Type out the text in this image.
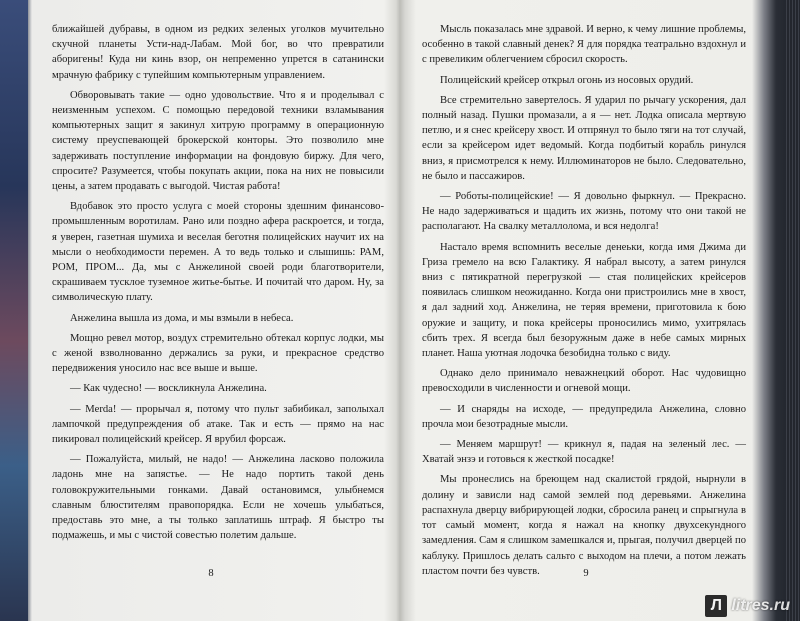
ближайшей дубравы, в одном из редких зеленых уголков мучительно скучной планеты Усти-над-Лабам. Мой бог, во что превратили аборигены! Куда ни кинь взор, он непременно упрется в сатанински мрачную фабрику с тупейшим компьютерным управлением.

Обворовывать такие — одно удовольствие. Что я и проделывал с неизменным успехом. С помощью передовой техники взламывания компьютерных защит я закинул хитрую программу в операционную систему преуспевающей брокерской конторы. Это позволило мне задерживать поступление информации на фондовую биржу. Для чего, спросите? Разумеется, чтобы покупать акции, пока на них не повысили цены, а затем продавать с выгодой. Чистая работа!

Вдобавок это просто услуга с моей стороны здешним финансово-промышленным воротилам. Рано или поздно афера раскроется, и тогда, я уверен, газетная шумиха и веселая беготня полицейских научит их на мысли о необходимости перемен. А то ведь только и слышишь: РАМ, РОМ, ПРОМ... Да, мы с Анжелиной своей роди благотворители, скрашиваем тусклое туземное житье-бытье. И почитай что даром. Ну, за символическую плату.

Анжелина вышла из дома, и мы взмыли в небеса.

Мощно ревел мотор, воздух стремительно обтекал корпус лодки, мы с женой взволнованно держались за руки, и прекрасное средство передвижения уносило нас все выше и выше.

— Как чудесно! — воскликнула Анжелина.

— Merda! — прорычал я, потому что пульт забибикал, заполыхал лампочкой предупреждения об атаке. Так и есть — прямо на нас пикировал полицейский крейсер. Я врубил форсаж.

— Пожалуйста, милый, не надо! — Анжелина ласково положила ладонь мне на запястье. — Не надо портить такой день головокружительными гонками. Давай остановимся, улыбнемся славным блюстителям правопорядка. Если не хочешь улыбаться, предоставь это мне, а ты только заплатишь штраф. Я быстро ты подмажешь, и мы с чистой совестью полетим дальше.

8

Мысль показалась мне здравой. И верно, к чему лишние проблемы, особенно в такой славный денек? Я для порядка театрально вздохнул и с превеликим облегчением сбросил скорость.

Полицейский крейсер открыл огонь из носовых орудий.

Все стремительно завертелось. Я ударил по рычагу ускорения, дал полный назад. Пушки промазали, а я — нет. Лодка описала мертвую петлю, и я снес крейсеру хвост. И отпрянул то было тяги на тот случай, если за крейсером идет ведомый. Когда подбитый корабль ринулся вниз, я присмотрелся к нему. Иллюминаторов не было. Следовательно, не было и пассажиров.

— Роботы-полицейские! — Я довольно фыркнул. — Прекрасно. Не надо задерживаться и щадить их жизнь, потому что они такой не располагают. На свалку металлолома, и вся недолга!

Настало время вспомнить веселые денеьки, когда имя Джима ди Гриза гремело на всю Галактику. Я набрал высоту, а затем ринулся вниз с пятикратной перегрузкой — стая полицейских крейсеров появилась слишком неожиданно. Когда они пристроились мне в хвост, я дал задний ход. Анжелина, не теряя времени, приготовила к бою оружие и защиту, и пока крейсеры проносились мимо, ухитрялась сбить трех. Я всегда был безоружным даже в небе самых мирных планет. Наша уютная лодочка безобидна только с виду.

Однако дело принимало неважнецкий оборот. Нас чудовищно превосходили в численности и огневой мощи.

— И снаряды на исходе, — предупредила Анжелина, словно прочла мои безотрадные мысли.

— Меняем маршрут! — крикнул я, падая на зеленый лес. — Хватай энзэ и готовься к жесткой посадке!

Мы пронеслись на бреющем над скалистой грядой, нырнули в долину и зависли над самой землей под деревьями. Анжелина распахнула дверцу вибрирующей лодки, сбросила ранец и спрыгнула в тот самый момент, когда я нажал на кнопку двухсекундного замедления. Сам я слишком замешкался и, прыгая, получил дверцей по каблуку. Пришлось делать сальто с выходом на плечи, а потом лежать пластом почти без чувств.	9
Л litres.ru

JOB: Lines containing the word "лодки" are to be tallied; report only the total.

RESPONSE BELOW: 2